Give the number of lines in the data that contain "Carol", and nothing more.

Dataset entries
begin
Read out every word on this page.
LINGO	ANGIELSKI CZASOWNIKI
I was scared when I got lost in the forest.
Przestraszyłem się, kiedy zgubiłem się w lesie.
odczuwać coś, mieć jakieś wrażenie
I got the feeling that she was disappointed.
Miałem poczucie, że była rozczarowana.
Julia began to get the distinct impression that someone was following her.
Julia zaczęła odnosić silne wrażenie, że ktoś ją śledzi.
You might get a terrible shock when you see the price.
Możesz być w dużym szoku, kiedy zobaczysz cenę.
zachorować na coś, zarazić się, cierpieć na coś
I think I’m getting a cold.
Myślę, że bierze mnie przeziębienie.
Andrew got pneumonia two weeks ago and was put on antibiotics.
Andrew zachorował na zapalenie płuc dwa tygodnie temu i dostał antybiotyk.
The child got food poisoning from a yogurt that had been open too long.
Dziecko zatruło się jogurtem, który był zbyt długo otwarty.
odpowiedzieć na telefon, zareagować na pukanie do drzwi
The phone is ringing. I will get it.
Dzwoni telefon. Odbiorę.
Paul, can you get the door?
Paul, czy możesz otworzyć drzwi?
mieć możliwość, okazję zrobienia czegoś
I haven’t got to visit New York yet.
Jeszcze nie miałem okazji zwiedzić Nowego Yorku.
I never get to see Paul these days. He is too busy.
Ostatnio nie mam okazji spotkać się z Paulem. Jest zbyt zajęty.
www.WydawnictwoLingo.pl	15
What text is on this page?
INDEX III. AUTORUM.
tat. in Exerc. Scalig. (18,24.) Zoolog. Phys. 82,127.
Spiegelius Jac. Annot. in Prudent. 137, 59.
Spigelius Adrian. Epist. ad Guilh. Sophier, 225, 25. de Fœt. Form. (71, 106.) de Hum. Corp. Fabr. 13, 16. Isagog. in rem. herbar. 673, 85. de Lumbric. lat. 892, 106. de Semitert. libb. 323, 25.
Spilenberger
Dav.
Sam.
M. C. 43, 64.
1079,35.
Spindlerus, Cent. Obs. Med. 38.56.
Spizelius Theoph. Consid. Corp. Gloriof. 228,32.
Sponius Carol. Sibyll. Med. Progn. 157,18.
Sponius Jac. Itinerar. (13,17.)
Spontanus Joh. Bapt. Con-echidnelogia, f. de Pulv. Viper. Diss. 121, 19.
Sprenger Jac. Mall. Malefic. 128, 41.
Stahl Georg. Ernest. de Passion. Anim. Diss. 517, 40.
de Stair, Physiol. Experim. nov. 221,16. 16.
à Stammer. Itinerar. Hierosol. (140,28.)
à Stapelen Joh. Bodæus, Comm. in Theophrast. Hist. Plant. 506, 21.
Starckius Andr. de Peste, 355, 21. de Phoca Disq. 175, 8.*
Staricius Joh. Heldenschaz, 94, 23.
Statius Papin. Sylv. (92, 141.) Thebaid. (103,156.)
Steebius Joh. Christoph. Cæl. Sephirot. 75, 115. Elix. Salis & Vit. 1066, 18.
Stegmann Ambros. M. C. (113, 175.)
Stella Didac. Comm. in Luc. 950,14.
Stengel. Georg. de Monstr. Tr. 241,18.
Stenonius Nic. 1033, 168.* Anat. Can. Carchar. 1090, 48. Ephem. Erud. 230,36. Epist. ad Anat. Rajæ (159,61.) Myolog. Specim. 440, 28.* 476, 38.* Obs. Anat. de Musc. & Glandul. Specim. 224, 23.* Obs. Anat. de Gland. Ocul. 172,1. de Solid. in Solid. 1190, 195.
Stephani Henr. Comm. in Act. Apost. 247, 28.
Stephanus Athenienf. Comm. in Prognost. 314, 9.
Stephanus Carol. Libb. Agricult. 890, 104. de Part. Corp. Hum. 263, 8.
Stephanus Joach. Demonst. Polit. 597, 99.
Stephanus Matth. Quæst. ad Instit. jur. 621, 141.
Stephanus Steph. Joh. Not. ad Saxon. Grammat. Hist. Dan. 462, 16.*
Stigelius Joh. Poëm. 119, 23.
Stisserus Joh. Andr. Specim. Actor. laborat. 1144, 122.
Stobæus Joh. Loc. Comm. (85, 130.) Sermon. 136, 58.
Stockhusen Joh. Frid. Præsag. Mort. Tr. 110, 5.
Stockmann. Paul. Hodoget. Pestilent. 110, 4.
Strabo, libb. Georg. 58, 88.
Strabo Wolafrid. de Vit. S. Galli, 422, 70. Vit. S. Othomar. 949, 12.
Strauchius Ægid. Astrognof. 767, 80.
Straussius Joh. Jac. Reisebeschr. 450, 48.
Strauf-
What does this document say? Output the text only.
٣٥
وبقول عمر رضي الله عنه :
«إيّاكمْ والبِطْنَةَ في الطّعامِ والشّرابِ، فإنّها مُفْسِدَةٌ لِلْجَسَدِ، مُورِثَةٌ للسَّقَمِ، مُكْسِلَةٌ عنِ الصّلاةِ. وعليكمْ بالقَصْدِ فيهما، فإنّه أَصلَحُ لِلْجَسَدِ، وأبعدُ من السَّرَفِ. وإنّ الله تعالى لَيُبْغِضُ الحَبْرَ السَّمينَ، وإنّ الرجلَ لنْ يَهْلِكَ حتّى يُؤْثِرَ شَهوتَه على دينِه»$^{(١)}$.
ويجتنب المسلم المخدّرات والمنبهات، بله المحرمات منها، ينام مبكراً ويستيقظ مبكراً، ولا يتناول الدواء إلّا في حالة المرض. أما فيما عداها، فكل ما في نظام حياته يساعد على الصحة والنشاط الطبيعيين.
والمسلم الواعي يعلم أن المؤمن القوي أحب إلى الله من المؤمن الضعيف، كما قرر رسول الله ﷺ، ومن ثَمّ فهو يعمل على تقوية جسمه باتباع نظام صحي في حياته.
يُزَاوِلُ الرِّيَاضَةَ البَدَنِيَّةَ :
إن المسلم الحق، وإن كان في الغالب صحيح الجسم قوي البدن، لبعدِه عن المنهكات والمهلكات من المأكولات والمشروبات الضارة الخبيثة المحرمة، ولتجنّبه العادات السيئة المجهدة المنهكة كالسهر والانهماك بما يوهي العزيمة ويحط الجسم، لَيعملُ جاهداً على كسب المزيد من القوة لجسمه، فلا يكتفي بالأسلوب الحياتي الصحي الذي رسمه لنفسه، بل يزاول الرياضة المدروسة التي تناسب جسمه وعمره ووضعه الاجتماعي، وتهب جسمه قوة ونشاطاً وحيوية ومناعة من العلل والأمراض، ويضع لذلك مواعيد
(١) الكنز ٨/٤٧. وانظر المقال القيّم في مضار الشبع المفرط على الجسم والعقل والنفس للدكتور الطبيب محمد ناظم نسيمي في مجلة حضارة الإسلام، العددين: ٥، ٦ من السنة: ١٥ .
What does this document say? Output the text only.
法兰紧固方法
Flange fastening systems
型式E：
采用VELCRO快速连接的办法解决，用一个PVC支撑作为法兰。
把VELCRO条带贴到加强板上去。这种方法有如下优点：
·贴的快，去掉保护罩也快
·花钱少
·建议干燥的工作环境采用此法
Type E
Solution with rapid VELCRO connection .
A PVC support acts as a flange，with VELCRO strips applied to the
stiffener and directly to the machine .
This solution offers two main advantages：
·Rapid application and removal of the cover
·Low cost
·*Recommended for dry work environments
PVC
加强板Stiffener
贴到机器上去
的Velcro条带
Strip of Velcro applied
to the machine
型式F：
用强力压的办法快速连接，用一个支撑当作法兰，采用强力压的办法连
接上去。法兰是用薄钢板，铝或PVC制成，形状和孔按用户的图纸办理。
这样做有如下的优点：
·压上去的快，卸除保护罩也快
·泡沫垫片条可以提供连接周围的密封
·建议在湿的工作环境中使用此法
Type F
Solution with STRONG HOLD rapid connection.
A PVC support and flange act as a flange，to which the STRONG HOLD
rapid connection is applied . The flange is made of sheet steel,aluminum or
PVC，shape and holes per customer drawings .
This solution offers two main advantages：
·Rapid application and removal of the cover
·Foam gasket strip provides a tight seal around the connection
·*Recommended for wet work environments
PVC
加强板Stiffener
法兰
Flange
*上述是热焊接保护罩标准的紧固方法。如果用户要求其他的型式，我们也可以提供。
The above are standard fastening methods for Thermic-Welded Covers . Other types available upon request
end
#### [RESPONSE FOR THIS EXERCISE]
2